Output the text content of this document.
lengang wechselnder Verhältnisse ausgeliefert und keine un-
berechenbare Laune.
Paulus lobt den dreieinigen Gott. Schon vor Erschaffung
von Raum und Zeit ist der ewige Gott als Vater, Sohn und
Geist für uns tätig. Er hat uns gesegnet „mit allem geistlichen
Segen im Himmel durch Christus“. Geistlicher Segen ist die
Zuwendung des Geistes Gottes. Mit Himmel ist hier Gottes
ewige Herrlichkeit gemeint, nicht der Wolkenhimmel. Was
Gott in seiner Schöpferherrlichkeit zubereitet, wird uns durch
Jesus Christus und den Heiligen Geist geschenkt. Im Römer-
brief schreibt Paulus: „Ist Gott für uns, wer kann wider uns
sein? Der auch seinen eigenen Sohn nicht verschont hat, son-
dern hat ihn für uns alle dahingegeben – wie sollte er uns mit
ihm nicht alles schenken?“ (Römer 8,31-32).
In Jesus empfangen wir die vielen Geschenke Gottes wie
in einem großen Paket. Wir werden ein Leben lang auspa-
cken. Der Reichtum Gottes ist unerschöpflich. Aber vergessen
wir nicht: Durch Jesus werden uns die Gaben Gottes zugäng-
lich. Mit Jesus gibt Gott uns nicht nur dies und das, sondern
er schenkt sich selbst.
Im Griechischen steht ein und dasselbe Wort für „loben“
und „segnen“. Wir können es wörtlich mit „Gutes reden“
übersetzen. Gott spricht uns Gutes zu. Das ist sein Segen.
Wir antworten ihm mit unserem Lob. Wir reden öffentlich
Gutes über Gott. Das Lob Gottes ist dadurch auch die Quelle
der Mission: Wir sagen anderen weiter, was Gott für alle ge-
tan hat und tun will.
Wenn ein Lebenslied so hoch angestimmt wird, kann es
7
■ ■ ■ ■ ■
**Request:**
Repeat each of the entries above precisely as given.

**Full response:**
Output the text content of this document.
lengang wechselnder Verhältnisse ausgeliefert und keine un-
berechenbare Laune.
Paulus lobt den dreieinigen Gott. Schon vor Erschaffung
von Raum und Zeit ist der ewige Gott als Vater, Sohn und
Geist für uns tätig. Er hat uns gesegnet „mit allem geistlichen
Segen im Himmel durch Christus“. Geistlicher Segen ist die
Zuwendung des Geistes Gottes. Mit Himmel ist hier Gottes
ewige Herrlichkeit gemeint, nicht der Wolkenhimmel. Was
Gott in seiner Schöpferherrlichkeit zubereitet, wird uns durch
Jesus Christus und den Heiligen Geist geschenkt. Im Römer-
brief schreibt Paulus: „Ist Gott für uns, wer kann wider uns
sein? Der auch seinen eigenen Sohn nicht verschont hat, son-
dern hat ihn für uns alle dahingegeben – wie sollte er uns mit
ihm nicht alles schenken?“ (Römer 8,31-32).
In Jesus empfangen wir die vielen Geschenke Gottes wie
in einem großen Paket. Wir werden ein Leben lang auspa-
cken. Der Reichtum Gottes ist unerschöpflich. Aber vergessen
wir nicht: Durch Jesus werden uns die Gaben Gottes zugäng-
lich. Mit Jesus gibt Gott uns nicht nur dies und das, sondern
er schenkt sich selbst.
Im Griechischen steht ein und dasselbe Wort für „loben“
und „segnen“. Wir können es wörtlich mit „Gutes reden“
übersetzen. Gott spricht uns Gutes zu. Das ist sein Segen.
Wir antworten ihm mit unserem Lob. Wir reden öffentlich
Gutes über Gott. Das Lob Gottes ist dadurch auch die Quelle
der Mission: Wir sagen anderen weiter, was Gott für alle ge-
tan hat und tun will.
Wenn ein Lebenslied so hoch angestimmt wird, kann es
7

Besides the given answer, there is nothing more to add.